REQUIREMENT — Here are some records; return them all exactly.

>> start SUPPLIED INFORMATION

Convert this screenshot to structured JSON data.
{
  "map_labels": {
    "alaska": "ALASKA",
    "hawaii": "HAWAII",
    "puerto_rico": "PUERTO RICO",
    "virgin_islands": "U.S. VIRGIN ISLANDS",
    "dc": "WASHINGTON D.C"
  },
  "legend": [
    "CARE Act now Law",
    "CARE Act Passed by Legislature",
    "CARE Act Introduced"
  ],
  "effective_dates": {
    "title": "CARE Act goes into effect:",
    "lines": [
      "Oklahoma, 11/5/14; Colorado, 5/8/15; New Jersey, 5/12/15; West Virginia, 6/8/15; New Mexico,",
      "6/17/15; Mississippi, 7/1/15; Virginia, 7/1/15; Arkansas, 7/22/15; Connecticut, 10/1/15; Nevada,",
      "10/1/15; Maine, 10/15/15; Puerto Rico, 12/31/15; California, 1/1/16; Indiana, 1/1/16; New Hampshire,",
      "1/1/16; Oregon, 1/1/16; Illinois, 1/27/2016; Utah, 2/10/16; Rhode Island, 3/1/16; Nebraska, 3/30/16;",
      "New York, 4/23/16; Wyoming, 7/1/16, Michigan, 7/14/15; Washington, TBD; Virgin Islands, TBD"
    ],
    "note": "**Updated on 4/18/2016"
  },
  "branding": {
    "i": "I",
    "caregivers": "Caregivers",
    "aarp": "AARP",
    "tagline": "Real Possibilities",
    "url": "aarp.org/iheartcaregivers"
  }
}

>> end SUPPLIED INFORMATION

CORRECT ANSWER —
Convert this screenshot to structured JSON data.
{
  "map_labels": {
    "alaska": "ALASKA",
    "hawaii": "HAWAII",
    "puerto_rico": "PUERTO RICO",
    "virgin_islands": "U.S. VIRGIN ISLANDS",
    "dc": "WASHINGTON D.C"
  },
  "legend": [
    "CARE Act now Law",
    "CARE Act Passed by Legislature",
    "CARE Act Introduced"
  ],
  "effective_dates": {
    "title": "CARE Act goes into effect:",
    "lines": [
      "Oklahoma, 11/5/14; Colorado, 5/8/15; New Jersey, 5/12/15; West Virginia, 6/8/15; New Mexico,",
      "6/17/15; Mississippi, 7/1/15; Virginia, 7/1/15; Arkansas, 7/22/15; Connecticut, 10/1/15; Nevada,",
      "10/1/15; Maine, 10/15/15; Puerto Rico, 12/31/15; California, 1/1/16; Indiana, 1/1/16; New Hampshire,",
      "1/1/16; Oregon, 1/1/16; Illinois, 1/27/2016; Utah, 2/10/16; Rhode Island, 3/1/16; Nebraska, 3/30/16;",
      "New York, 4/23/16; Wyoming, 7/1/16, Michigan, 7/14/15; Washington, TBD; Virgin Islands, TBD"
    ],
    "note": "**Updated on 4/18/2016"
  },
  "branding": {
    "i": "I",
    "caregivers": "Caregivers",
    "aarp": "AARP",
    "tagline": "Real Possibilities",
    "url": "aarp.org/iheartcaregivers"
  }
}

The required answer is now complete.